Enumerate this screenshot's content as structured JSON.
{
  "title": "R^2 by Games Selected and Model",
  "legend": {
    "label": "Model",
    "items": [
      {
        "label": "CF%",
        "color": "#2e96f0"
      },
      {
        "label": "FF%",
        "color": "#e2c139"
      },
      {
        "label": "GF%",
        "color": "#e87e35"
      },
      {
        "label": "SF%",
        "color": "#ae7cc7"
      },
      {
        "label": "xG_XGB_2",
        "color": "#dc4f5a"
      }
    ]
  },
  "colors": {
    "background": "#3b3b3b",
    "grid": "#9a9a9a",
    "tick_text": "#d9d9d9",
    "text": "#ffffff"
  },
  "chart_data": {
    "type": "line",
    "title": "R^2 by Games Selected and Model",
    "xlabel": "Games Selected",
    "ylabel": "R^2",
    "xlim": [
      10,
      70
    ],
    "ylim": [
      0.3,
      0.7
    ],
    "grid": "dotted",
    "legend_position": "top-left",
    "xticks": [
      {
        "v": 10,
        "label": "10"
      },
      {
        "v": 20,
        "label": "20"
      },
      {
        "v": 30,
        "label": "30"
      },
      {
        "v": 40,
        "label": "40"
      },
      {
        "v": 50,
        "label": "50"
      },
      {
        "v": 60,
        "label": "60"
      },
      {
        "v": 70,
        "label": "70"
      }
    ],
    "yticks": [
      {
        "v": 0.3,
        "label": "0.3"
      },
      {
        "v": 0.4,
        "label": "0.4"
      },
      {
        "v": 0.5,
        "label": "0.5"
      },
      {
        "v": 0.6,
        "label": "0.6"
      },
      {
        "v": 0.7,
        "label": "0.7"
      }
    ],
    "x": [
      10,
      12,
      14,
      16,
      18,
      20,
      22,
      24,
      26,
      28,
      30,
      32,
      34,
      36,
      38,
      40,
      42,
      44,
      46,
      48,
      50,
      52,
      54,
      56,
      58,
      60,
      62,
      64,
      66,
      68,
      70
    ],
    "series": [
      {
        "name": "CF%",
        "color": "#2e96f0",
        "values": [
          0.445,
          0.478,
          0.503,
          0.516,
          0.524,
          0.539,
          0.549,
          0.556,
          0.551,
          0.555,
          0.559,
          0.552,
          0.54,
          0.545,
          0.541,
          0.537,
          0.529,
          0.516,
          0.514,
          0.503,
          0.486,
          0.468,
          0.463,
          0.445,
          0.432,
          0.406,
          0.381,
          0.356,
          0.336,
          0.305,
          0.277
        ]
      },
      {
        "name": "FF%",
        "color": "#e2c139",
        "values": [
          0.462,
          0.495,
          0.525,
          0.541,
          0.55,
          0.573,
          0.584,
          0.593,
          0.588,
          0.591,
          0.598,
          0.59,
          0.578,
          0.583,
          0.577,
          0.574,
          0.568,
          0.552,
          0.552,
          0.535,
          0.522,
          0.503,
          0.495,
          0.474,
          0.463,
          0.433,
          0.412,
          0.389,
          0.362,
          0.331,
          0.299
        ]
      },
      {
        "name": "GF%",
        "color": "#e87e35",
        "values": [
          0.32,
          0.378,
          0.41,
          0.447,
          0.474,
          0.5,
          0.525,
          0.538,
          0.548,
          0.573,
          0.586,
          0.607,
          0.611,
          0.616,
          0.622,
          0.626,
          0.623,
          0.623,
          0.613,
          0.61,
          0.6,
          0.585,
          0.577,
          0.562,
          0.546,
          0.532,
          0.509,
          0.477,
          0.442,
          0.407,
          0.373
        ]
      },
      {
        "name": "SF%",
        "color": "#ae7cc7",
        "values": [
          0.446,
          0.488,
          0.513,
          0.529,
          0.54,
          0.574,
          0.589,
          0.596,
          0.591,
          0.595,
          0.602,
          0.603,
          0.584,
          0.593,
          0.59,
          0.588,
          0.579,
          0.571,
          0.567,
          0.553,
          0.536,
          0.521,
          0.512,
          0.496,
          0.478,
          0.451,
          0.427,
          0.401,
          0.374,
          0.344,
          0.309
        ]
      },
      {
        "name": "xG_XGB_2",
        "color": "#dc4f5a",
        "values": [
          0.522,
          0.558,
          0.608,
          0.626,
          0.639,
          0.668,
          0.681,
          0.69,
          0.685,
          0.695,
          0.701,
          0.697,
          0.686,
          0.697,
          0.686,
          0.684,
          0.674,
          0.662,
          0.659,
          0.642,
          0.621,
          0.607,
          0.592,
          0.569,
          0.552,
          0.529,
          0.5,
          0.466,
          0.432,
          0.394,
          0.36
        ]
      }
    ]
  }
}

++++++++

GOAL:
Say how many lines in the entries contain the string "name", and leave out everything else.

SOLUTION FOR THIS EXERCISE:
5